(Entries taken from a collection)
=-=-=-=-=

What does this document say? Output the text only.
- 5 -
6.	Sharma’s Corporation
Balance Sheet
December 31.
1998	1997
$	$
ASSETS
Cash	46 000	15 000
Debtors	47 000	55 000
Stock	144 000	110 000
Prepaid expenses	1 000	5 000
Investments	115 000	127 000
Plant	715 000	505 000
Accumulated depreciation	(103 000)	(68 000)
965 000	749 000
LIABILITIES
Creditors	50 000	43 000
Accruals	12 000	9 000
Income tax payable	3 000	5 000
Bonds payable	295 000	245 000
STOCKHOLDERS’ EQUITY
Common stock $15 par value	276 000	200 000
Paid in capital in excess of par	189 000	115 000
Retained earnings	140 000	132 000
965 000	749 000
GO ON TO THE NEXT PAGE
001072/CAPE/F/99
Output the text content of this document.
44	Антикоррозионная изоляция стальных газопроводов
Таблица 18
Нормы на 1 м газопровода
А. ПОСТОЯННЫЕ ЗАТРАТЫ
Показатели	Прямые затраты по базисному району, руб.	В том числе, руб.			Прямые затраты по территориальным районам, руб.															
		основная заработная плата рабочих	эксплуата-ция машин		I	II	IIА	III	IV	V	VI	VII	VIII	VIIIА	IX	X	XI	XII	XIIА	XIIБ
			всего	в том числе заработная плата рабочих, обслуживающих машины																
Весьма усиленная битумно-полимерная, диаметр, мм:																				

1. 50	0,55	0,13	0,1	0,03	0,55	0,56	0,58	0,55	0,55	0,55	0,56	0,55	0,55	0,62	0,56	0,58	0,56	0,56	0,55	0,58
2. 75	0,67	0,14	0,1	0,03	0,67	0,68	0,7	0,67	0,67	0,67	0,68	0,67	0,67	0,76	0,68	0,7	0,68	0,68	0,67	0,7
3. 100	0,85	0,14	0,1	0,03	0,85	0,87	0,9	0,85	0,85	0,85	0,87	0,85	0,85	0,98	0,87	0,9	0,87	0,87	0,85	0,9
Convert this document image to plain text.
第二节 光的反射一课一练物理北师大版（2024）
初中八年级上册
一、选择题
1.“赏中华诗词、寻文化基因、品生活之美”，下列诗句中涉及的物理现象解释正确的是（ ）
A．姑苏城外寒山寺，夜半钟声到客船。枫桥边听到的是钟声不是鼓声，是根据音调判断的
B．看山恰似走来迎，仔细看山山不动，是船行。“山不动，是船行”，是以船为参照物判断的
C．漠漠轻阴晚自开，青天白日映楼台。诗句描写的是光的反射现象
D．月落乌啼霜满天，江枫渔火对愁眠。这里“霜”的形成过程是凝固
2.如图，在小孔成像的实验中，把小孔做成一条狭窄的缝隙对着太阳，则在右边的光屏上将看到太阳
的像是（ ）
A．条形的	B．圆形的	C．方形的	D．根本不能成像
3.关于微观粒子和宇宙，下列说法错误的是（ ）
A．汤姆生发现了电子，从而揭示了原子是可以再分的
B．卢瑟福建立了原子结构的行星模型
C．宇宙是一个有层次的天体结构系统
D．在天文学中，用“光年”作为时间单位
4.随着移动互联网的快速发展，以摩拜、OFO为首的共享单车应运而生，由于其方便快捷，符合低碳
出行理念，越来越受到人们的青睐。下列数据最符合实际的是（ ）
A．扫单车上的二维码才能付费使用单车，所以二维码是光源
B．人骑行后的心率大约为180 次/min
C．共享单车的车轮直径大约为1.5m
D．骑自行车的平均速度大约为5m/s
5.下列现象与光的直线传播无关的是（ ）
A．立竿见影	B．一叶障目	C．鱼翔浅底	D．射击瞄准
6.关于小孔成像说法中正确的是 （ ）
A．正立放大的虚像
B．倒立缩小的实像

=-=-=-=-=

Write out every line of the entries that holds the word "числе".

Показатели	Прямые затраты по базисному району, руб.	В том числе, руб.			Прямые затраты по территориальным районам, руб.															
			всего	в том числе заработная плата рабочих, обслуживающих машины																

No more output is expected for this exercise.